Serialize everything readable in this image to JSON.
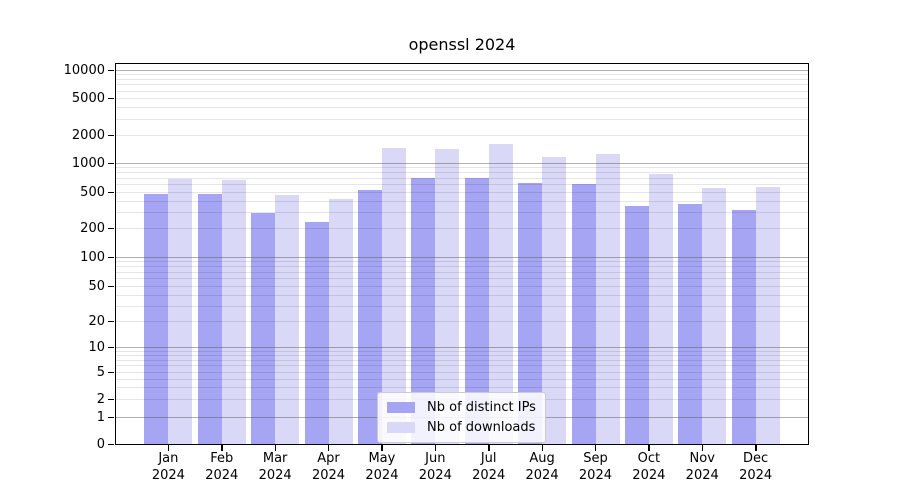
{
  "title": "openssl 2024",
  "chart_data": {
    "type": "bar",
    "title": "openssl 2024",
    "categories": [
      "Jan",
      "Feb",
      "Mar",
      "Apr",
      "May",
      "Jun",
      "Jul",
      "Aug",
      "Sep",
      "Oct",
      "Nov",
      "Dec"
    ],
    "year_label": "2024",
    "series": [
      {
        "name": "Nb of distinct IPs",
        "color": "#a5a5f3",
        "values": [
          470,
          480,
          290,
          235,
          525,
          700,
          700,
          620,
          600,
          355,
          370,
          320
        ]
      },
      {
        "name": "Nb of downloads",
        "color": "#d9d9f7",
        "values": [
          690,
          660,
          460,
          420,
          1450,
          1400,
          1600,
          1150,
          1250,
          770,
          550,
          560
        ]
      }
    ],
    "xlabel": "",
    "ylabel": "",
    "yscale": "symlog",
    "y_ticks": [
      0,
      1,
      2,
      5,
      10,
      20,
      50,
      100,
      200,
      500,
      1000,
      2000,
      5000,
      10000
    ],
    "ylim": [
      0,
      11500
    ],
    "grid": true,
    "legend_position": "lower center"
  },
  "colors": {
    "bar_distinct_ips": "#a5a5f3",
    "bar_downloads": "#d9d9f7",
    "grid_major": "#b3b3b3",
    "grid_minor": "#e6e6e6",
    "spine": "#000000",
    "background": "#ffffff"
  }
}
::::::
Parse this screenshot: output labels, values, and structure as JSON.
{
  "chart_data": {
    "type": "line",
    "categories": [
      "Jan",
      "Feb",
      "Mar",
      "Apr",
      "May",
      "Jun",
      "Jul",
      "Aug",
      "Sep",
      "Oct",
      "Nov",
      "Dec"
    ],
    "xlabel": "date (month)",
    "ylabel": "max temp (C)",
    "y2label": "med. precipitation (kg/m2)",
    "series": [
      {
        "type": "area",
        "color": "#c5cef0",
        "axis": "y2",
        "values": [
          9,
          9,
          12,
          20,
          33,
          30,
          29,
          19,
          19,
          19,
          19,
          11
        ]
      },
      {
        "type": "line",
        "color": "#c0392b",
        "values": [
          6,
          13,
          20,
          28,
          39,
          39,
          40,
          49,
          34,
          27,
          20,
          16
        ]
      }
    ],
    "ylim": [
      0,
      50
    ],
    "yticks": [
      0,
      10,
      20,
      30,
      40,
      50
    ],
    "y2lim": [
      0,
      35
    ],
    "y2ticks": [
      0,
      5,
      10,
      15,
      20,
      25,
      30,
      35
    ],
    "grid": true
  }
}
::::::
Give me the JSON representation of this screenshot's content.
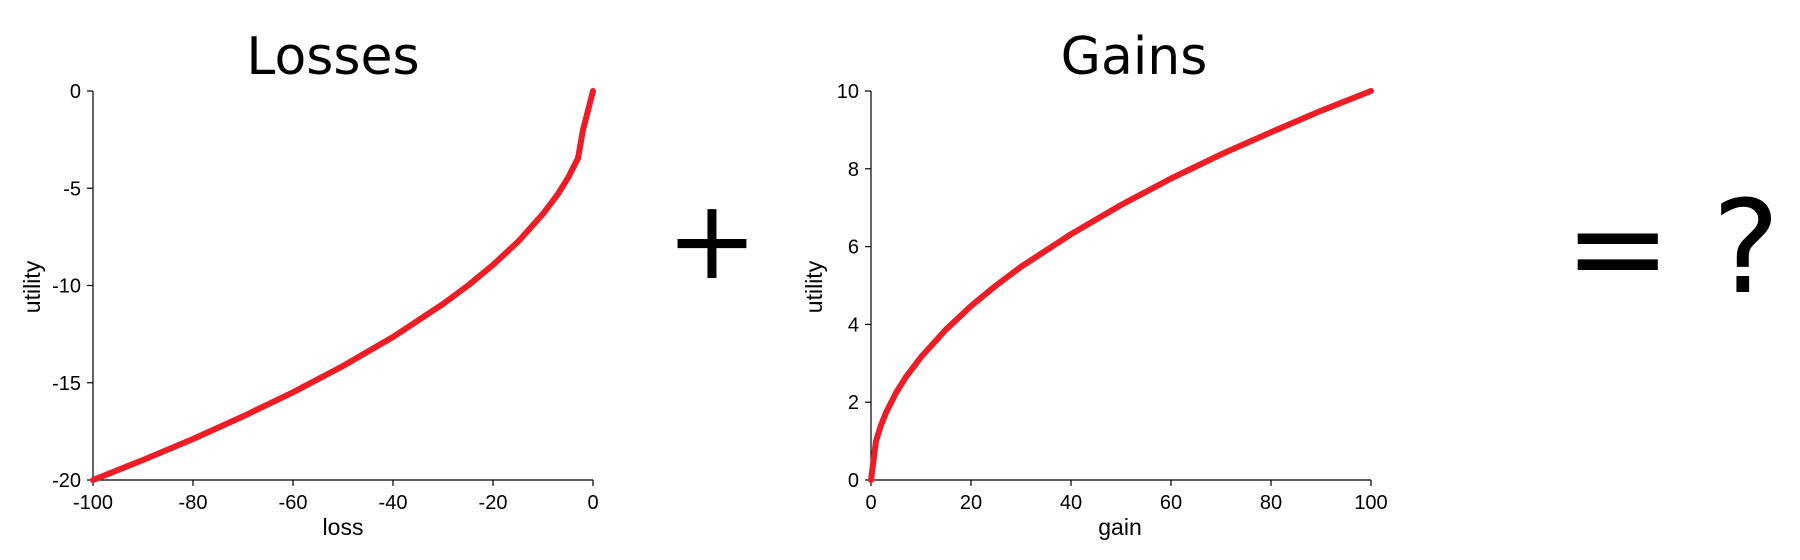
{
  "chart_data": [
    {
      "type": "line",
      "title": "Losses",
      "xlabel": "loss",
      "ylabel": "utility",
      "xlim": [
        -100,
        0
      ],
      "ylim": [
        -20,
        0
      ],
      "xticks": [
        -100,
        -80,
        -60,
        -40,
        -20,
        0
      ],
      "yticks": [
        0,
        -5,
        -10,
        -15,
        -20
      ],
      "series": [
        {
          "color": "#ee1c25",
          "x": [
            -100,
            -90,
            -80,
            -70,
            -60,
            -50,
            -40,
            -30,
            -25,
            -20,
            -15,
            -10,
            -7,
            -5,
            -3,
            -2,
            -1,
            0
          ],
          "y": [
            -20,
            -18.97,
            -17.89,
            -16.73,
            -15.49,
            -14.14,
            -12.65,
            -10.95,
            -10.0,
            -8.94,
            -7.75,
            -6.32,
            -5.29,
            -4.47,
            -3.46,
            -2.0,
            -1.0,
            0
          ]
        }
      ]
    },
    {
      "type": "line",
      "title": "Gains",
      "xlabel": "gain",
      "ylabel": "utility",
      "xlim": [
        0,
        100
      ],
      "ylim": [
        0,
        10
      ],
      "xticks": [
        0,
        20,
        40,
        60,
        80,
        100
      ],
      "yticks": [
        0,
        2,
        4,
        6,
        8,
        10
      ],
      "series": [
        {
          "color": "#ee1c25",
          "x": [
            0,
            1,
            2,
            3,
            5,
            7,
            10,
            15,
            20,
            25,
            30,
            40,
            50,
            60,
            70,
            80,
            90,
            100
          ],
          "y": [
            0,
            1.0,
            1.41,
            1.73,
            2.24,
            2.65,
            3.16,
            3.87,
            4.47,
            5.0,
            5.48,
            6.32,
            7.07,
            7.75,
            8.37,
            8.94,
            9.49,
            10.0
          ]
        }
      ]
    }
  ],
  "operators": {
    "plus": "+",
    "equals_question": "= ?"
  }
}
::::::
• [SET EXERCISE] For the entries shown above, give the number of lines that include the word "this", without any other text.

• [RIGHT ANSWER] 3